In the records that follow, show each line where the word "πρὸς" is present.

• **Records supplied**:
============

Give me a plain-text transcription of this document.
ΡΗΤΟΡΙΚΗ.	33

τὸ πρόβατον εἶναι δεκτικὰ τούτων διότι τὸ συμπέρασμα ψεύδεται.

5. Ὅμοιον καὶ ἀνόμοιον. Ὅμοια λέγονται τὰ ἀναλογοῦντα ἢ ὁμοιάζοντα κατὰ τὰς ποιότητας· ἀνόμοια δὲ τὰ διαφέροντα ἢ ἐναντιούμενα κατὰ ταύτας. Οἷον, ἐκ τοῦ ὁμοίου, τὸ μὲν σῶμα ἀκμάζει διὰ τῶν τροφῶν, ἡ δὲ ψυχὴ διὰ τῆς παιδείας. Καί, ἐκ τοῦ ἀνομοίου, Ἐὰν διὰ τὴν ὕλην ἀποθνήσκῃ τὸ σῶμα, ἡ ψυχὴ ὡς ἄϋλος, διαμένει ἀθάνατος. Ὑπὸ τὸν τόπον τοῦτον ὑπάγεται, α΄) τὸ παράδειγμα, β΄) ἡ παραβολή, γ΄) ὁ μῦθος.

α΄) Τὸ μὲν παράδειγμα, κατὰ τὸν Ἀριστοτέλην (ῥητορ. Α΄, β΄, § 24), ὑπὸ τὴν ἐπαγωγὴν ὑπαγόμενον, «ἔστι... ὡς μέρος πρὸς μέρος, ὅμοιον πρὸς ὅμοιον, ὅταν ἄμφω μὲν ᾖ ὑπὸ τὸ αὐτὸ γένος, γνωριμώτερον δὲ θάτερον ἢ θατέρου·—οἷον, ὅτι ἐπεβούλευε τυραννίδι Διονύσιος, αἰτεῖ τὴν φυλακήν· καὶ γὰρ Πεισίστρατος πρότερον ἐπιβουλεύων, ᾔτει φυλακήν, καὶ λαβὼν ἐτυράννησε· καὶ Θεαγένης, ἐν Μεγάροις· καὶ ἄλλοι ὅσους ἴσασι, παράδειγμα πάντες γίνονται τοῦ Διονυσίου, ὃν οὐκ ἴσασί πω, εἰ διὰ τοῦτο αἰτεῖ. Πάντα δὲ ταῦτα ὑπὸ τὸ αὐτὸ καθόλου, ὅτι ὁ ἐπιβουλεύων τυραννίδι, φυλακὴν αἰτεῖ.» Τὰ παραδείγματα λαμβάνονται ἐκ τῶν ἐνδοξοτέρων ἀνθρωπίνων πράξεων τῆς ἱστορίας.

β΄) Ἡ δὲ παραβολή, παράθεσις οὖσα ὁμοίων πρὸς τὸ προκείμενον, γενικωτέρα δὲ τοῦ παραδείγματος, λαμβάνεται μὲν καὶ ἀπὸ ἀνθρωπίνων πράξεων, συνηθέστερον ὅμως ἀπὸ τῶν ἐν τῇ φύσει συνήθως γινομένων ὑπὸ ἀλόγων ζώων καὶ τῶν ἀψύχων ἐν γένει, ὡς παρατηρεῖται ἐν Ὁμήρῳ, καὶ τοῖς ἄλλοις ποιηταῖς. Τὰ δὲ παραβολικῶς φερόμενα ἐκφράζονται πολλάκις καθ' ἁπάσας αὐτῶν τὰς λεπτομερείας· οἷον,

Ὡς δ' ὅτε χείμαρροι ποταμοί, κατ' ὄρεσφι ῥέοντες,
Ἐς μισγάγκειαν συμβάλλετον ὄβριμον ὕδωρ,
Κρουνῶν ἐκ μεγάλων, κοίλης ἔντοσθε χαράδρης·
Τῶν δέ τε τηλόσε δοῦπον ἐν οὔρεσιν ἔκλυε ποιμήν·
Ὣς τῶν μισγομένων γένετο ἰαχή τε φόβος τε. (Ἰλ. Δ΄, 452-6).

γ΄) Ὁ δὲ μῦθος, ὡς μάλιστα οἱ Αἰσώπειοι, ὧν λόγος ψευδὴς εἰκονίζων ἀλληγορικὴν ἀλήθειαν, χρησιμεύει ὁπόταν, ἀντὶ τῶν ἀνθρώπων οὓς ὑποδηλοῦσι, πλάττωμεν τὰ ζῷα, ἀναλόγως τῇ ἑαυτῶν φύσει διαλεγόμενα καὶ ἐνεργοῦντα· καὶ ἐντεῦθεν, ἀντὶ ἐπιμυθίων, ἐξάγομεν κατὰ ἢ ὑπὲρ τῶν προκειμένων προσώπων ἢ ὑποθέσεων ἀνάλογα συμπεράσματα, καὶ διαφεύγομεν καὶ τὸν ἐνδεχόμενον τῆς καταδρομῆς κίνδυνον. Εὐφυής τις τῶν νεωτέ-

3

============

• **Result for this task**:
α΄) Τὸ μὲν παράδειγμα, κατὰ τὸν Ἀριστοτέλην (ῥητορ. Α΄, β΄, § 24), ὑπὸ τὴν ἐπαγωγὴν ὑπαγόμενον, «ἔστι... ὡς μέρος πρὸς μέρος, ὅμοιον πρὸς ὅμοιον, ὅταν ἄμφω μὲν ᾖ ὑπὸ τὸ αὐτὸ γένος, γνωριμώτερον δὲ θάτερον ἢ θατέρου·—οἷον, ὅτι ἐπεβούλευε τυραννίδι Διονύσιος, αἰτεῖ τὴν φυλακήν· καὶ γὰρ Πεισίστρατος πρότερον ἐπιβουλεύων, ᾔτει φυλακήν, καὶ λαβὼν ἐτυράννησε· καὶ Θεαγένης, ἐν Μεγάροις· καὶ ἄλλοι ὅσους ἴσασι, παράδειγμα πάντες γίνονται τοῦ Διονυσίου, ὃν οὐκ ἴσασί πω, εἰ διὰ τοῦτο αἰτεῖ. Πάντα δὲ ταῦτα ὑπὸ τὸ αὐτὸ καθόλου, ὅτι ὁ ἐπιβουλεύων τυραννίδι, φυλακὴν αἰτεῖ.» Τὰ παραδείγματα λαμβάνονται ἐκ τῶν ἐνδοξοτέρων ἀνθρωπίνων πράξεων τῆς ἱστορίας.
β΄) Ἡ δὲ παραβολή, παράθεσις οὖσα ὁμοίων πρὸς τὸ προκείμενον, γενικωτέρα δὲ τοῦ παραδείγματος, λαμβάνεται μὲν καὶ ἀπὸ ἀνθρωπίνων πράξεων, συνηθέστερον ὅμως ἀπὸ τῶν ἐν τῇ φύσει συνήθως γινομένων ὑπὸ ἀλόγων ζώων καὶ τῶν ἀψύχων ἐν γένει, ὡς παρατηρεῖται ἐν Ὁμήρῳ, καὶ τοῖς ἄλλοις ποιηταῖς. Τὰ δὲ παραβολικῶς φερόμενα ἐκφράζονται πολλάκις καθ' ἁπάσας αὐτῶν τὰς λεπτομερείας· οἷον,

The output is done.